## To do
Read the entries below and pull out each line with the string "Corrosion".

## Rows

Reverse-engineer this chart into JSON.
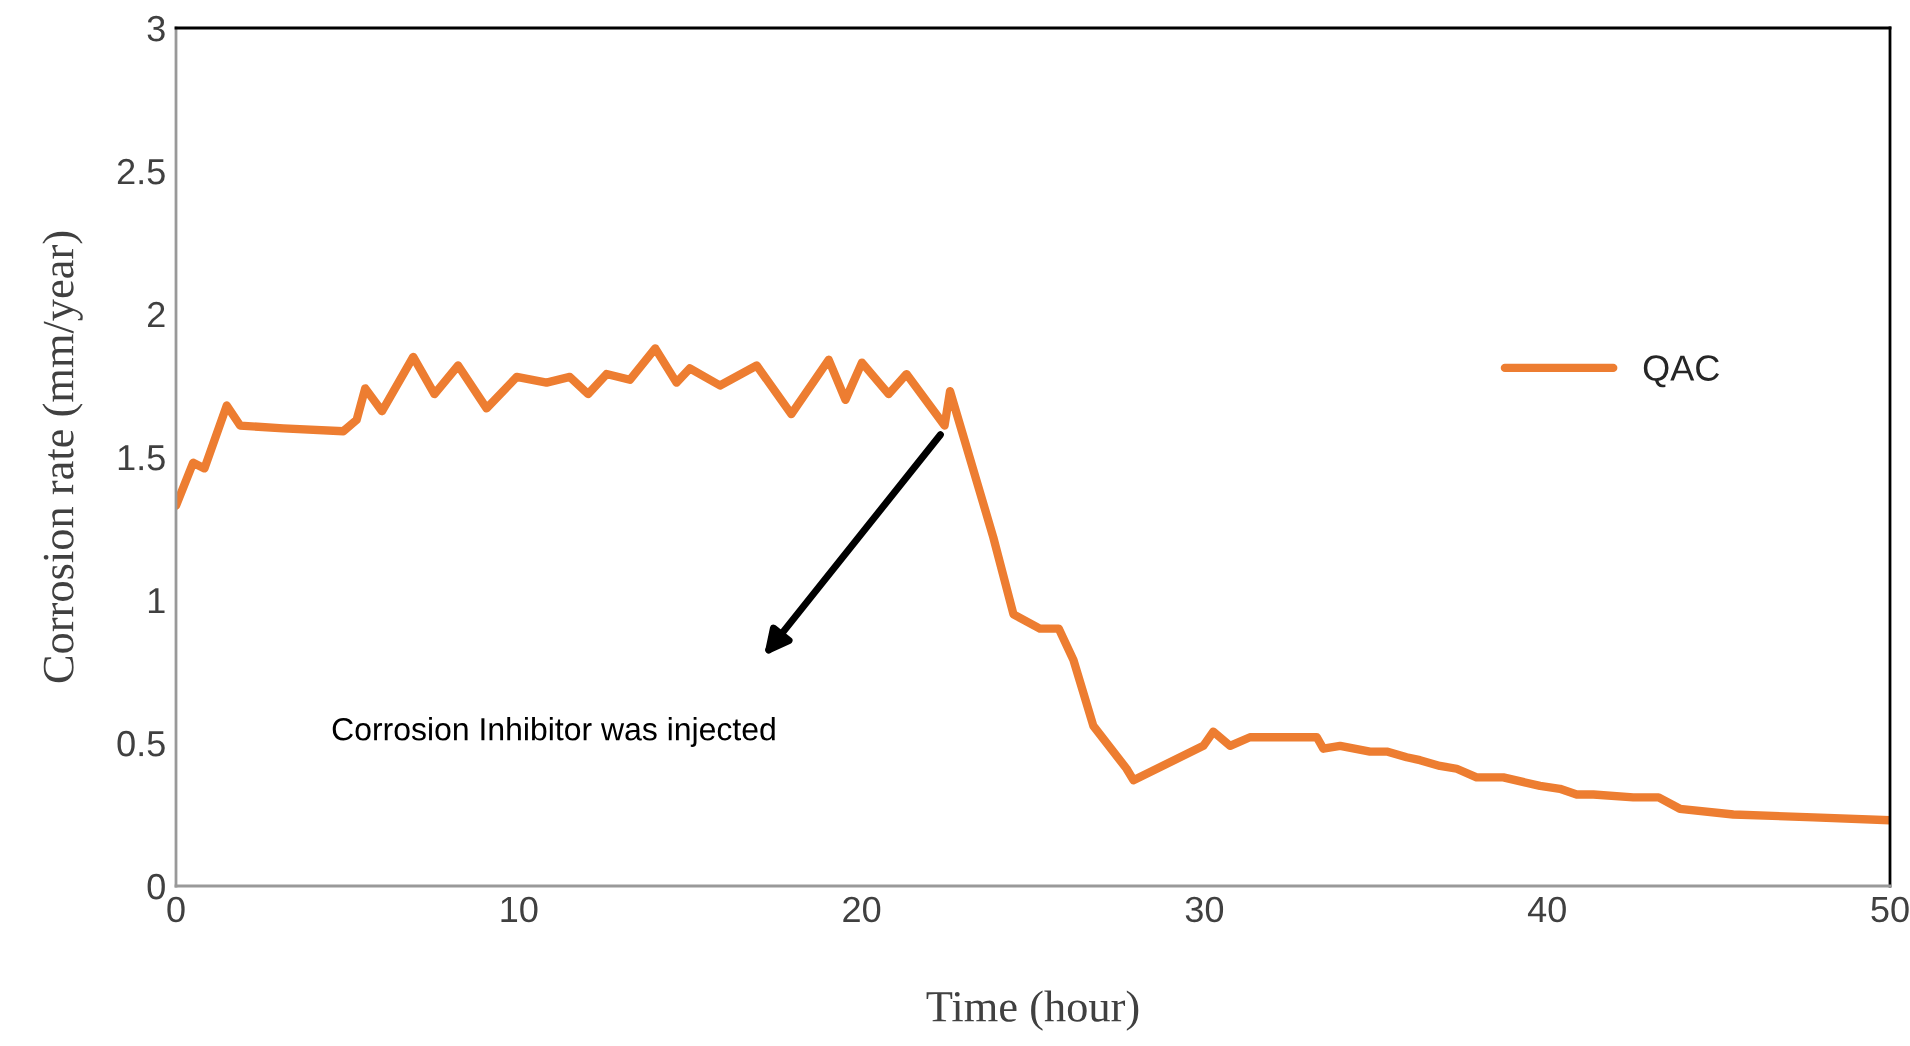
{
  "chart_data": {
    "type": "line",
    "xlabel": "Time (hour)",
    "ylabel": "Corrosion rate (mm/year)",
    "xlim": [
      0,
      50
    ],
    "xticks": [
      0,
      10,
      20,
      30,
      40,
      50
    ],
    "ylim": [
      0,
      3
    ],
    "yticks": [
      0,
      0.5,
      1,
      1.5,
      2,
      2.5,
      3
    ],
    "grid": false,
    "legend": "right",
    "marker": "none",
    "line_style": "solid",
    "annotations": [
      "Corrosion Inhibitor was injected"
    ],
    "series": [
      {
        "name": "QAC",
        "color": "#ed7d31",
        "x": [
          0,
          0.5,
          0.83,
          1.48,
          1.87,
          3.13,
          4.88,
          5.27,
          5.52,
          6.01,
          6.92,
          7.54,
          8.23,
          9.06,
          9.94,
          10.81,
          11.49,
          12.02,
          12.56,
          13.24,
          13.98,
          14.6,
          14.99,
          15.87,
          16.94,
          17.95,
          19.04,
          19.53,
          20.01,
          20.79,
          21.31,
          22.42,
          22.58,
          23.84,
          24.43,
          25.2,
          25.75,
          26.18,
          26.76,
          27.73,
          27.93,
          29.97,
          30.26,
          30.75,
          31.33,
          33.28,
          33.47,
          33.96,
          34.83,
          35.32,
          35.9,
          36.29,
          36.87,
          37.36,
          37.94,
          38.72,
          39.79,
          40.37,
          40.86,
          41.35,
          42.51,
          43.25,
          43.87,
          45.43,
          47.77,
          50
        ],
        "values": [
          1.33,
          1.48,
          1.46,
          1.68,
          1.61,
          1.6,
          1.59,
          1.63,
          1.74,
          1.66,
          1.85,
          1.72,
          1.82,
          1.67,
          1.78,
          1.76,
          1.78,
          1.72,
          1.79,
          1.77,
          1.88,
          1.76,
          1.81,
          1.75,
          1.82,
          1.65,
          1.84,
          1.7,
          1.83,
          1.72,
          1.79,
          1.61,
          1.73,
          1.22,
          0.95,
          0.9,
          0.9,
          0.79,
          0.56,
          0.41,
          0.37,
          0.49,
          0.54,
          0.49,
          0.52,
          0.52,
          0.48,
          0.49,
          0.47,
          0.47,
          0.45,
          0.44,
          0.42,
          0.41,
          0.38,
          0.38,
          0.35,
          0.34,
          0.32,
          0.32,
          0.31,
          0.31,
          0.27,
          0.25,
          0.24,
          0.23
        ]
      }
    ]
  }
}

## Result of the task
    "ylabel": "Corrosion rate (mm/year)",
      "Corrosion Inhibitor was injected"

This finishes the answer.